> Written exercise a:
Repeat the spatial layout data listing below word for word, leaving out the pictures.

> Selected extract:
▼▼▼

Saturday, November 9, 2019

Generation Z has had it with us baby boomers. We were handed a golden opportunity to make the world better and we blew it. “OK boomer” has become its rallying cry of collective mistrust.

I live with three Gee Zees (I made that up because it’s easier and more fun to say), and not one of them has ever shared this “OK boomer” business with me. I had to learn about it in a place that Gee Zees almost never visit — the newspaper.

“‘OK boomer’ has become Generation Z’s endlessly repeated retort to the problem of older people who just don’t get it,” said a recent story in The New York Times. Teenagers, the story explained, use “OK boomer” as a reply to “any person over 30 who says something condescending about young people — and issues that matter to them.”

I hate to break it to the kids, but this has been done before. And the people who did it are, like, really old now.

It was Jack Weinberg who, as a free-speech-movement activist in 1965, coined the phrase, “Don’t trust anyone over 30.” But my father always thought it was Beatles drummer Ringo Starr.

A member of the Silent Generation, Dad came home laughing one day about something he’d heard on his car radio. “Tragedy struck Ringo Starr today,” the newscaster had said. “He turned 30.”

▲▲▲

> Written exercise b:
Shorten the paragraph of the "OK boomer" column that begins "It was Jack Weinberg who," keeping its main facts.

[Spatial layout data]
▼▼▼

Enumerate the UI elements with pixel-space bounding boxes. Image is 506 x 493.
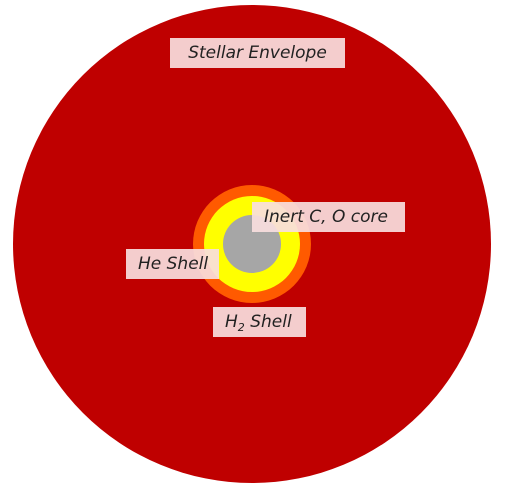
he-shell-label: He Shell bbox=[126, 249, 219, 279]
core-label: Inert C, O core bbox=[252, 202, 405, 232]
envelope-label: Stellar Envelope bbox=[170, 38, 345, 68]
h2-shell-label-main: H bbox=[225, 312, 238, 332]
h2-shell-label-subscript: 2 bbox=[237, 321, 245, 334]
h2-shell-label-tail: Shell bbox=[244, 312, 292, 332]
h2-shell-label: H2 Shell bbox=[213, 307, 306, 337]
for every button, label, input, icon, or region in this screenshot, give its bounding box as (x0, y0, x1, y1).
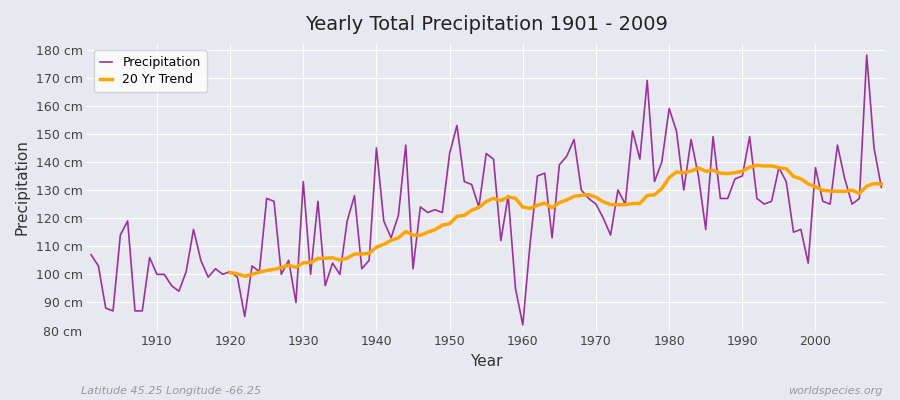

▲▲▲

> Task answer a:
Enumerate the UI elements with pixel-space bounding boxes. Image is 506 x 493.
he-shell-label: He Shell bbox=[126, 249, 219, 279]
core-label: Inert C, O core bbox=[252, 202, 405, 232]
envelope-label: Stellar Envelope bbox=[170, 38, 345, 68]
h2-shell-label-main: H bbox=[225, 312, 238, 332]
h2-shell-label-subscript: 2 bbox=[237, 321, 245, 334]
h2-shell-label-tail: Shell bbox=[244, 312, 292, 332]
h2-shell-label: H2 Shell bbox=[213, 307, 306, 337]
for every button, label, input, icon, or region in this screenshot, give its bounding box as (x0, y0, x1, y1).

> Task answer b:
Jack Weinberg, a free-speech-movement activist, coined "Don't trust anyone over 30" in 1965, but the writer's father always thought Beatles drummer Ringo Starr said it.